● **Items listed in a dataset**
-------------------------

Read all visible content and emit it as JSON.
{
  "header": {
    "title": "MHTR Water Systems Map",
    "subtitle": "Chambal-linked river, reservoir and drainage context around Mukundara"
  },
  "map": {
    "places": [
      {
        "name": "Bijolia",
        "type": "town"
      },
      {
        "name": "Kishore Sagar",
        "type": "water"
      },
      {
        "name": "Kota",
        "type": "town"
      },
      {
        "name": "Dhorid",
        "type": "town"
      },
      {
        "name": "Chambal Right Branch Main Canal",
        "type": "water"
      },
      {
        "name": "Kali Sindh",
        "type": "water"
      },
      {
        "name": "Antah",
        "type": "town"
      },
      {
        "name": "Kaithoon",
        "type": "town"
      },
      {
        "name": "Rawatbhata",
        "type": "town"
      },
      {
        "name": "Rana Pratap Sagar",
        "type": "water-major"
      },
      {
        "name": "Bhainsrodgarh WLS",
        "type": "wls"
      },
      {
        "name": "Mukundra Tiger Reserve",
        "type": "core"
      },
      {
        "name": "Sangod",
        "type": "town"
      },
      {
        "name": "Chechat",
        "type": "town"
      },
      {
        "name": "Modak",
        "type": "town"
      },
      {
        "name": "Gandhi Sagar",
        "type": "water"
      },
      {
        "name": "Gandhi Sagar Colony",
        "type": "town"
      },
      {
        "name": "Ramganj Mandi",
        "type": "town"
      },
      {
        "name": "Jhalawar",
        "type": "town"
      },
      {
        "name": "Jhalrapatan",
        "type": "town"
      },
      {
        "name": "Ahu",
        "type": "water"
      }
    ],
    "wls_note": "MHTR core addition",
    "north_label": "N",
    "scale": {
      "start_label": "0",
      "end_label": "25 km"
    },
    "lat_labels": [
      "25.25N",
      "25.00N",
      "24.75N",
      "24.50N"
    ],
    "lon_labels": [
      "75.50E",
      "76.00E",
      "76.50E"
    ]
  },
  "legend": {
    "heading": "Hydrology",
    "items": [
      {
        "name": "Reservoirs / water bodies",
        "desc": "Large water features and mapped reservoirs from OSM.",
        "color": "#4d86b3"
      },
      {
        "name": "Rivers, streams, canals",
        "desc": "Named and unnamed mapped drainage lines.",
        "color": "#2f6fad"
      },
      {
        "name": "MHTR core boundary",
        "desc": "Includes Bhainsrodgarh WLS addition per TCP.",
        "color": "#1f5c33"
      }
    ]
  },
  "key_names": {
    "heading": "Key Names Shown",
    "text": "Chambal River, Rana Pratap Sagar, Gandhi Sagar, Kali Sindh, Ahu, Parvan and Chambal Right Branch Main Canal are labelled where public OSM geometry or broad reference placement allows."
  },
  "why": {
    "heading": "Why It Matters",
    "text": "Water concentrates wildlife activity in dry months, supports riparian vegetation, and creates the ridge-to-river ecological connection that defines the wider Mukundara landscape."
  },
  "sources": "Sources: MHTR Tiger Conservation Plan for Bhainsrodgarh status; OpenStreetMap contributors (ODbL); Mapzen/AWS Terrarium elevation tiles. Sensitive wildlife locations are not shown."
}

-------------------------

● **Aim of the exercise**
From the records given above, copy all lines containing "wildlife".

● **Task answer**
    "text": "Water concentrates wildlife activity in dry months, supports riparian vegetation, and creates the ridge-to-river ecological connection that defines the wider Mukundara landscape."
  "sources": "Sources: MHTR Tiger Conservation Plan for Bhainsrodgarh status; OpenStreetMap contributors (ODbL); Mapzen/AWS Terrarium elevation tiles. Sensitive wildlife locations are not shown."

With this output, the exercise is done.